Request: Pick out all lines in the listing holding the string "recount" and copy them.

Available records:

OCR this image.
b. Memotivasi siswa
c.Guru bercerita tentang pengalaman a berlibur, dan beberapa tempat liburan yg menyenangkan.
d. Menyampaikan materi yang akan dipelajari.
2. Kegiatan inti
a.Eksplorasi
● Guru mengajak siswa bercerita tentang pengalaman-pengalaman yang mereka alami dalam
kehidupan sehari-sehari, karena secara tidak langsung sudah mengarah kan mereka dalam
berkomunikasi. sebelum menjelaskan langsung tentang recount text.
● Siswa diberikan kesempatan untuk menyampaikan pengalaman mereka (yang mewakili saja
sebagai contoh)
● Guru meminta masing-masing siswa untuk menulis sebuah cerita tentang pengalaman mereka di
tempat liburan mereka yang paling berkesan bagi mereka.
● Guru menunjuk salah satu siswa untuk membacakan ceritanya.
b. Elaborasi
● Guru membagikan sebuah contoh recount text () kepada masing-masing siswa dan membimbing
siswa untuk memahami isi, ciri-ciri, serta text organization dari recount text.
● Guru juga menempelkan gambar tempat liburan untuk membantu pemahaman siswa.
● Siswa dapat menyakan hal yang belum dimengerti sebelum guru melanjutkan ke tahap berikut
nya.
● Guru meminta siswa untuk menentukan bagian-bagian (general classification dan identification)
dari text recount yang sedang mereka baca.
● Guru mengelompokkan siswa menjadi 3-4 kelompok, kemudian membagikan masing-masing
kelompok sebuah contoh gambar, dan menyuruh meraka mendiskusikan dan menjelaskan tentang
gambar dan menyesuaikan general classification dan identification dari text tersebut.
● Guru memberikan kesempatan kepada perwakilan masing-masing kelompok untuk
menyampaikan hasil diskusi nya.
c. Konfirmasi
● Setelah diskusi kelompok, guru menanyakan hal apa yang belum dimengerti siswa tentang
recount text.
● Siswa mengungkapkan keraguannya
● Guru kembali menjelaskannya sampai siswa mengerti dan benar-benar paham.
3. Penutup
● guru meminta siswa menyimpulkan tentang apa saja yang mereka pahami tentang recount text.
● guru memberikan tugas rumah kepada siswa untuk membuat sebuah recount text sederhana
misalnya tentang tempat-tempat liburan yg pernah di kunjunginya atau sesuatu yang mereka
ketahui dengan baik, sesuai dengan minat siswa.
==
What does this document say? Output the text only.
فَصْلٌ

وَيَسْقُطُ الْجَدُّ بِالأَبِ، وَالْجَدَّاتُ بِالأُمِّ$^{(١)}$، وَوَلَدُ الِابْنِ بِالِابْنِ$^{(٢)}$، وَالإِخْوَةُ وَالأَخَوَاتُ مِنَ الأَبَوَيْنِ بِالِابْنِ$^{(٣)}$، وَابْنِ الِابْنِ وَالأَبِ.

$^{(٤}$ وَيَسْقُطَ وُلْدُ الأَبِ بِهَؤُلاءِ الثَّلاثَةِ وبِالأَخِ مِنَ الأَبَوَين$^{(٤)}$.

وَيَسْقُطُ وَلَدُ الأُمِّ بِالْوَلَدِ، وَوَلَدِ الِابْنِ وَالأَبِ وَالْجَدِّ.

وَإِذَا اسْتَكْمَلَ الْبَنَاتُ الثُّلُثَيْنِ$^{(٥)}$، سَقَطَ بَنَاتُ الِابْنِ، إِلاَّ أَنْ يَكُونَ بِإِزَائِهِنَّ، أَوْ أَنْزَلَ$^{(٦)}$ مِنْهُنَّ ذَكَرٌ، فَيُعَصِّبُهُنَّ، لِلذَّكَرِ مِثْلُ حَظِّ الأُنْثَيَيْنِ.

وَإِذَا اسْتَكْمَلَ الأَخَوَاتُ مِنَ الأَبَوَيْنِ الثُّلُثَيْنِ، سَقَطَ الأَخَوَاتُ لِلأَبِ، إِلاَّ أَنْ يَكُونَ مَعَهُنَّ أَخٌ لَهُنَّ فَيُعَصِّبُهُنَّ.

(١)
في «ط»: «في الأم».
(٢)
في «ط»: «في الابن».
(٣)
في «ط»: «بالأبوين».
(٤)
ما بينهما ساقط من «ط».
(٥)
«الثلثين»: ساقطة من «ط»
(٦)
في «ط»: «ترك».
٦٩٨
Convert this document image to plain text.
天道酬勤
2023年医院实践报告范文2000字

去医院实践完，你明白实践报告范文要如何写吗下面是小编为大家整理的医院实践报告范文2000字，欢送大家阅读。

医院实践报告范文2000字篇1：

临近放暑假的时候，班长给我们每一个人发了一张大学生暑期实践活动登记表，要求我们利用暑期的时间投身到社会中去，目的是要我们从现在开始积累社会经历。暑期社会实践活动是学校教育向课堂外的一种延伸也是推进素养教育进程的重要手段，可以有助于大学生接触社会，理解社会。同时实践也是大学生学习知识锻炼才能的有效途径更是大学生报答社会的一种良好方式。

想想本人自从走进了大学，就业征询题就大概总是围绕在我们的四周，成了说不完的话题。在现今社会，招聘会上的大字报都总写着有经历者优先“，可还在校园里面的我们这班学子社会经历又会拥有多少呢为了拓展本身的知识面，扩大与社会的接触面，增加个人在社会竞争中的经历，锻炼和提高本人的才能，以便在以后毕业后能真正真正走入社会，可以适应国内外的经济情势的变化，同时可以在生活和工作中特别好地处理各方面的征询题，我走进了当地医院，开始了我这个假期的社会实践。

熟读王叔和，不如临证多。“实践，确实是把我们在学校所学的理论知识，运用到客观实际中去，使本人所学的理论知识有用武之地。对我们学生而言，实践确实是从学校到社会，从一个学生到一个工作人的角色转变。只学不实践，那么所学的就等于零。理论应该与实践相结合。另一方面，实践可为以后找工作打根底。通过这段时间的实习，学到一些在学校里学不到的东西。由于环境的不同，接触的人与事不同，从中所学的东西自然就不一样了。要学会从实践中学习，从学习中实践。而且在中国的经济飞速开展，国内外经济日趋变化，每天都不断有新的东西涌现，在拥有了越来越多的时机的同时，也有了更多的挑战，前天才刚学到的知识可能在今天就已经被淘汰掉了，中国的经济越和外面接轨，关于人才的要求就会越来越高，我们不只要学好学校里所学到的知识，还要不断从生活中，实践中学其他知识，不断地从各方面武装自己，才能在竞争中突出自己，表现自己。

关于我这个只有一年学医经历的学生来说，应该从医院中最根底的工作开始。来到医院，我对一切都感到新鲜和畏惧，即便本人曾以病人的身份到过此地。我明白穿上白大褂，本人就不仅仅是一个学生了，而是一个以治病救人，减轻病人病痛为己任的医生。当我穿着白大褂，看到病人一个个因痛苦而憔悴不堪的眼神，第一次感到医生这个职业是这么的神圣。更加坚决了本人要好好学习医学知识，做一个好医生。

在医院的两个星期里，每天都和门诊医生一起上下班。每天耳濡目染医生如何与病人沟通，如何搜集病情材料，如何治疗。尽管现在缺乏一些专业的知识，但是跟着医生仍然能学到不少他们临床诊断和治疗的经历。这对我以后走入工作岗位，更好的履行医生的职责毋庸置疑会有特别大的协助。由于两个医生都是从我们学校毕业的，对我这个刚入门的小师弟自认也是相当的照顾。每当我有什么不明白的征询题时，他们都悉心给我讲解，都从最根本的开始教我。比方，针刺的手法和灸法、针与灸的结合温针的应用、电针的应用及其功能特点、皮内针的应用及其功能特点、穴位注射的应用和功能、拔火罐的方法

The answer:
berkomunikasi. sebelum menjelaskan langsung tentang recount text.
● Guru membagikan sebuah contoh recount text () kepada masing-masing siswa dan membimbing
siswa untuk memahami isi, ciri-ciri, serta text organization dari recount text.
dari text recount yang sedang mereka baca.
recount text.
● guru meminta siswa menyimpulkan tentang apa saja yang mereka pahami tentang recount text.
● guru memberikan tugas rumah kepada siswa untuk membuat sebuah recount text sederhana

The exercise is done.